● **Exercise objective**:
Can you arrange every line of the items below as a numbered list, skipping blank lines and leaving the pictures out?

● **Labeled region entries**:
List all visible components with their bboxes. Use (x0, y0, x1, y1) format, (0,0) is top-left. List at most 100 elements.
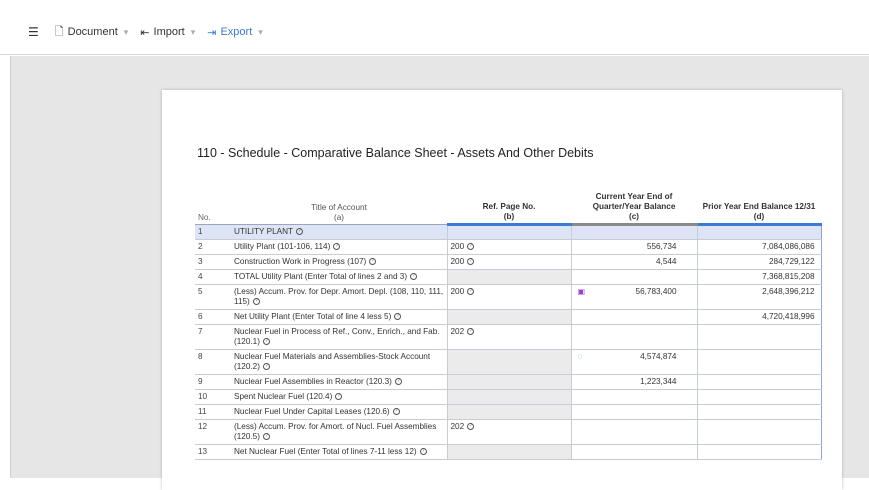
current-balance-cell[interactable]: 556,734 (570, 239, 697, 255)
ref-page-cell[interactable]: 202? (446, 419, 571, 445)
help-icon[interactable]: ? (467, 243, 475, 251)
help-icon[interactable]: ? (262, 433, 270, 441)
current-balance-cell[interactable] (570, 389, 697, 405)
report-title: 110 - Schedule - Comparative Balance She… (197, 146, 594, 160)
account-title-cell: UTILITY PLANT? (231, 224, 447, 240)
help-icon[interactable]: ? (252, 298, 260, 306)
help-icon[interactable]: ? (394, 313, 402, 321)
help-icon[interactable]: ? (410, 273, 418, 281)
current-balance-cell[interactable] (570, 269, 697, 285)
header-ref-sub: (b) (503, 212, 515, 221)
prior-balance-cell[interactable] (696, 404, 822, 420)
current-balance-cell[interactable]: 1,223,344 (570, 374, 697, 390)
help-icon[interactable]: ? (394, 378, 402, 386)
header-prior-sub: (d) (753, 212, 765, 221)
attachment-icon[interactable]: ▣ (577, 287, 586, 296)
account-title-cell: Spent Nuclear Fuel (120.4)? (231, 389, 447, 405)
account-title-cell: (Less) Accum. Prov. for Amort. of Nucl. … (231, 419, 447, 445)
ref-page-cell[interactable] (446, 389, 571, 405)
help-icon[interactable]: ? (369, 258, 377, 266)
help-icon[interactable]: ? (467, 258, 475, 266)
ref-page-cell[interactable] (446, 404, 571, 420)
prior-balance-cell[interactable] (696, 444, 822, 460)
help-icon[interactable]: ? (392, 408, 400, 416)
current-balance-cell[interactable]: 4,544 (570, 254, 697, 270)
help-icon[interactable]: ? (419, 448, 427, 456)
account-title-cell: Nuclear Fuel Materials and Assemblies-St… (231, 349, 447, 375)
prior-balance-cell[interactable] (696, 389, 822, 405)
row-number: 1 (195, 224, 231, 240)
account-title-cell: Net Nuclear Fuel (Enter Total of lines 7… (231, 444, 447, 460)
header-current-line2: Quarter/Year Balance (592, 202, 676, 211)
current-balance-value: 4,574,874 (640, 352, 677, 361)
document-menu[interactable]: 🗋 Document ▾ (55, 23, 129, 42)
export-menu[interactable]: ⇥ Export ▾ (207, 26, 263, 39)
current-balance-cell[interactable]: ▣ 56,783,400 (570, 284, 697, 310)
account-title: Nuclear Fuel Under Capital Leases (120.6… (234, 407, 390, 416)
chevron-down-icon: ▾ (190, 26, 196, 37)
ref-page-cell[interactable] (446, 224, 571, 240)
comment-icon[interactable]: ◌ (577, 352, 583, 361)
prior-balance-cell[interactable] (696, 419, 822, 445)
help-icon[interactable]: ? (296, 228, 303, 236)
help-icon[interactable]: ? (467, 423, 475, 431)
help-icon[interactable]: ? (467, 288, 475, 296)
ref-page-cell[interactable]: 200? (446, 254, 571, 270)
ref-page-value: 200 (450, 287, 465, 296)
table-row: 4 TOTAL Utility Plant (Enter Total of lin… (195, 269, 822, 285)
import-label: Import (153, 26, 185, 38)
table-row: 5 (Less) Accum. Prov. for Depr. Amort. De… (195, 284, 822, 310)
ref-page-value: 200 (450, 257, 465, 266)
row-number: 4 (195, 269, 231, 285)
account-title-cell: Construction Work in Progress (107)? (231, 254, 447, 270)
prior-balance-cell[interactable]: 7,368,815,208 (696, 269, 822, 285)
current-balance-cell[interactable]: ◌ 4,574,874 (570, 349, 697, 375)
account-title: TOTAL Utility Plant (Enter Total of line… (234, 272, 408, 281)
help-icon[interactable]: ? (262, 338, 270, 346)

● **Solved exercise**:
1. List all visible components with their bboxes. Use (x0, y0, x1, y1) format, (0,0) is top-left. List at most 100 elements.
2. current-balance-cell[interactable]: 556,734 (570, 239, 697, 255)
3. ref-page-cell[interactable]: 202? (446, 419, 571, 445)
4. help-icon[interactable]: ? (467, 243, 475, 251)
5. help-icon[interactable]: ? (262, 433, 270, 441)
6. current-balance-cell[interactable] (570, 389, 697, 405)
7. report-title: 110 - Schedule - Comparative Balance She… (197, 146, 594, 160)
8. account-title-cell: UTILITY PLANT? (231, 224, 447, 240)
9. help-icon[interactable]: ? (252, 298, 260, 306)
10. help-icon[interactable]: ? (394, 313, 402, 321)
11. help-icon[interactable]: ? (410, 273, 418, 281)
12. current-balance-cell[interactable] (570, 269, 697, 285)
13. header-ref-sub: (b) (503, 212, 515, 221)
14. prior-balance-cell[interactable] (696, 404, 822, 420)
15. current-balance-cell[interactable]: 1,223,344 (570, 374, 697, 390)
16. help-icon[interactable]: ? (394, 378, 402, 386)
17. header-prior-sub: (d) (753, 212, 765, 221)
18. attachment-icon[interactable]: ▣ (577, 287, 586, 296)
19. account-title-cell: Spent Nuclear Fuel (120.4)? (231, 389, 447, 405)
20. account-title-cell: (Less) Accum. Prov. for Amort. of Nucl. … (231, 419, 447, 445)
21. ref-page-cell[interactable] (446, 389, 571, 405)
22. help-icon[interactable]: ? (369, 258, 377, 266)
23. help-icon[interactable]: ? (467, 258, 475, 266)
24. ref-page-cell[interactable] (446, 404, 571, 420)
25. prior-balance-cell[interactable] (696, 444, 822, 460)
26. help-icon[interactable]: ? (392, 408, 400, 416)
27. current-balance-cell[interactable]: 4,544 (570, 254, 697, 270)
28. help-icon[interactable]: ? (419, 448, 427, 456)
29. account-title-cell: Nuclear Fuel Materials and Assemblies-St… (231, 349, 447, 375)
30. prior-balance-cell[interactable] (696, 389, 822, 405)
31. row-number: 1 (195, 224, 231, 240)
32. account-title-cell: Net Nuclear Fuel (Enter Total of lines 7… (231, 444, 447, 460)
33. header-current-line2: Quarter/Year Balance (592, 202, 676, 211)
34. current-balance-value: 4,574,874 (640, 352, 677, 361)
35. document-menu[interactable]: 🗋 Document ▾ (55, 23, 129, 42)
36. export-menu[interactable]: ⇥ Export ▾ (207, 26, 263, 39)
37. current-balance-cell[interactable]: ▣ 56,783,400 (570, 284, 697, 310)
38. account-title: Nuclear Fuel Under Capital Leases (120.6… (234, 407, 390, 416)
39. chevron-down-icon: ▾ (190, 26, 196, 37)
40. ref-page-cell[interactable] (446, 224, 571, 240)
41. comment-icon[interactable]: ◌ (577, 352, 583, 361)
42. prior-balance-cell[interactable] (696, 419, 822, 445)
43. help-icon[interactable]: ? (296, 228, 303, 236)
44. help-icon[interactable]: ? (467, 423, 475, 431)
45. help-icon[interactable]: ? (467, 288, 475, 296)
46. ref-page-cell[interactable]: 200? (446, 254, 571, 270)
47. ref-page-value: 200 (450, 287, 465, 296)
48. table-row: 4 TOTAL Utility Plant (Enter Total of lin… (195, 269, 822, 285)
49. import-label: Import (153, 26, 185, 38)
50. table-row: 5 (Less) Accum. Prov. for Depr. Amort. De… (195, 284, 822, 310)
51. ref-page-value: 200 (450, 257, 465, 266)
52. row-number: 4 (195, 269, 231, 285)
53. account-title-cell: Construction Work in Progress (107)? (231, 254, 447, 270)
54. prior-balance-cell[interactable]: 7,368,815,208 (696, 269, 822, 285)
55. current-balance-cell[interactable]: ◌ 4,574,874 (570, 349, 697, 375)
56. account-title: TOTAL Utility Plant (Enter Total of line… (234, 272, 408, 281)
57. help-icon[interactable]: ? (262, 338, 270, 346)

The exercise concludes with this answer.